**Given instruction:**
Give the count of lines containing the string "note", with no other output.

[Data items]

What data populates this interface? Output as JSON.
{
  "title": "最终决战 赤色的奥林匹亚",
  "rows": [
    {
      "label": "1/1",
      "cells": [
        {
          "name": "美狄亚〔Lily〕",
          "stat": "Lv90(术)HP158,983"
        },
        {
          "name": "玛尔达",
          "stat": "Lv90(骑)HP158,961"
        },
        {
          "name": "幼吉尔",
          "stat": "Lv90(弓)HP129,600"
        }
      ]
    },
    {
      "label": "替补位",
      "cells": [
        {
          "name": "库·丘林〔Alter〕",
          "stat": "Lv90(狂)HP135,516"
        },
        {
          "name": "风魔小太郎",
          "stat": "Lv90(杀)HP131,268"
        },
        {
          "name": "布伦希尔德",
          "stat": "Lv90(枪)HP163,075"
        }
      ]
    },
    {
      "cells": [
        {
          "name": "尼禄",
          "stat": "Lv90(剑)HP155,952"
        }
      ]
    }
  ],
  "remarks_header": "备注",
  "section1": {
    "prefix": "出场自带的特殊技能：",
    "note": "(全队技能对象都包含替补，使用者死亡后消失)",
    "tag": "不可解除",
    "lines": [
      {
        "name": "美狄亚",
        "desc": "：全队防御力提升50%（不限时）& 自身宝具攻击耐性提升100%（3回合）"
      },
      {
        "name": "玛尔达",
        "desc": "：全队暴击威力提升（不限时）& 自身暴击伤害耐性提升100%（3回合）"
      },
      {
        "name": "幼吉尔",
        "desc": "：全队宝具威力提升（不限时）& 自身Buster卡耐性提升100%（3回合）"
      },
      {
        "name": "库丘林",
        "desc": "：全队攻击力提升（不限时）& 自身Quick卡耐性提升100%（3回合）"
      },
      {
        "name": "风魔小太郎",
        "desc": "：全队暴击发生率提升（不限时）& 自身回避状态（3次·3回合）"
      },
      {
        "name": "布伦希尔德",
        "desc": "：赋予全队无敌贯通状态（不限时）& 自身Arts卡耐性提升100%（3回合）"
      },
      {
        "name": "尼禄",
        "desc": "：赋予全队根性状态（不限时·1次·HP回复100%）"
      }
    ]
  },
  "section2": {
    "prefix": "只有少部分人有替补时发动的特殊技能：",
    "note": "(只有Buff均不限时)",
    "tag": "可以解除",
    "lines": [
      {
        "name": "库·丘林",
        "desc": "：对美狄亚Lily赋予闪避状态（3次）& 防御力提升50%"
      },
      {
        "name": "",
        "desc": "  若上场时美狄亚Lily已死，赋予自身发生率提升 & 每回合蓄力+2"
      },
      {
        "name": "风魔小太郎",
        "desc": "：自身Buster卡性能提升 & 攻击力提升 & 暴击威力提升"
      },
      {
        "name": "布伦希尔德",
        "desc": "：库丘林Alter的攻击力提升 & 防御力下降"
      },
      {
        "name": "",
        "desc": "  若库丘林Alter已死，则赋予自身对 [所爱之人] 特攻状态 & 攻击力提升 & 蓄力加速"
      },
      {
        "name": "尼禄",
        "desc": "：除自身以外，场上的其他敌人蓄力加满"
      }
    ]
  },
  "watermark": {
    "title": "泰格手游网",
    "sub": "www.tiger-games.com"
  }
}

**The reply:**
2